> [Set exercise]:
Omit the pictures, then reproduce every remaining record exactly.

****

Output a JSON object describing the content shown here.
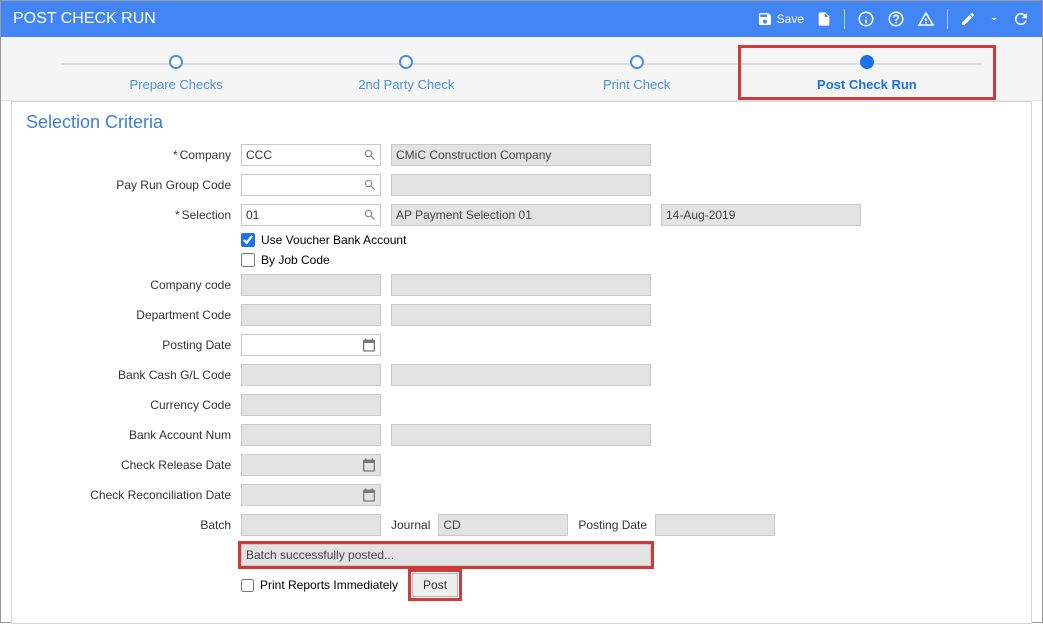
{
  "header": {
    "title": "POST CHECK RUN",
    "save_label": "Save"
  },
  "stepper": {
    "steps": [
      "Prepare Checks",
      "2nd Party Check",
      "Print Check",
      "Post Check Run"
    ]
  },
  "section_title": "Selection Criteria",
  "labels": {
    "company": "Company",
    "pay_run_group_code": "Pay Run Group Code",
    "selection": "Selection",
    "use_voucher_bank_account": "Use Voucher Bank Account",
    "by_job_code": "By Job Code",
    "company_code": "Company code",
    "department_code": "Department Code",
    "posting_date": "Posting Date",
    "bank_cash_gl_code": "Bank Cash G/L Code",
    "currency_code": "Currency Code",
    "bank_account_num": "Bank Account Num",
    "check_release_date": "Check Release Date",
    "check_reconciliation_date": "Check Reconciliation Date",
    "batch": "Batch",
    "journal": "Journal",
    "posting_date2": "Posting Date",
    "print_reports_immediately": "Print Reports Immediately",
    "post": "Post"
  },
  "values": {
    "company": "CCC",
    "company_name": "CMiC Construction Company",
    "pay_run_group_code": "",
    "pay_run_group_name": "",
    "selection": "01",
    "selection_name": "AP Payment Selection 01",
    "selection_date": "14-Aug-2019",
    "use_voucher_bank_account": true,
    "by_job_code": false,
    "company_code": "",
    "company_code_name": "",
    "department_code": "",
    "department_code_name": "",
    "posting_date": "",
    "bank_cash_gl_code": "",
    "bank_cash_gl_name": "",
    "currency_code": "",
    "bank_account_num": "",
    "bank_account_name": "",
    "check_release_date": "",
    "check_reconciliation_date": "",
    "batch": "",
    "journal": "CD",
    "posting_date2": "",
    "status_message": "Batch successfully posted...",
    "print_reports_immediately": false
  }
}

****

> [Task result]:
Output a JSON object describing the content shown here.
{
  "header": {
    "title": "POST CHECK RUN",
    "save_label": "Save"
  },
  "stepper": {
    "steps": [
      "Prepare Checks",
      "2nd Party Check",
      "Print Check",
      "Post Check Run"
    ]
  },
  "section_title": "Selection Criteria",
  "labels": {
    "company": "Company",
    "pay_run_group_code": "Pay Run Group Code",
    "selection": "Selection",
    "use_voucher_bank_account": "Use Voucher Bank Account",
    "by_job_code": "By Job Code",
    "company_code": "Company code",
    "department_code": "Department Code",
    "posting_date": "Posting Date",
    "bank_cash_gl_code": "Bank Cash G/L Code",
    "currency_code": "Currency Code",
    "bank_account_num": "Bank Account Num",
    "check_release_date": "Check Release Date",
    "check_reconciliation_date": "Check Reconciliation Date",
    "batch": "Batch",
    "journal": "Journal",
    "posting_date2": "Posting Date",
    "print_reports_immediately": "Print Reports Immediately",
    "post": "Post"
  },
  "values": {
    "company": "CCC",
    "company_name": "CMiC Construction Company",
    "pay_run_group_code": "",
    "pay_run_group_name": "",
    "selection": "01",
    "selection_name": "AP Payment Selection 01",
    "selection_date": "14-Aug-2019",
    "use_voucher_bank_account": true,
    "by_job_code": false,
    "company_code": "",
    "company_code_name": "",
    "department_code": "",
    "department_code_name": "",
    "posting_date": "",
    "bank_cash_gl_code": "",
    "bank_cash_gl_name": "",
    "currency_code": "",
    "bank_account_num": "",
    "bank_account_name": "",
    "check_release_date": "",
    "check_reconciliation_date": "",
    "batch": "",
    "journal": "CD",
    "posting_date2": "",
    "status_message": "Batch successfully posted...",
    "print_reports_immediately": false
  }
}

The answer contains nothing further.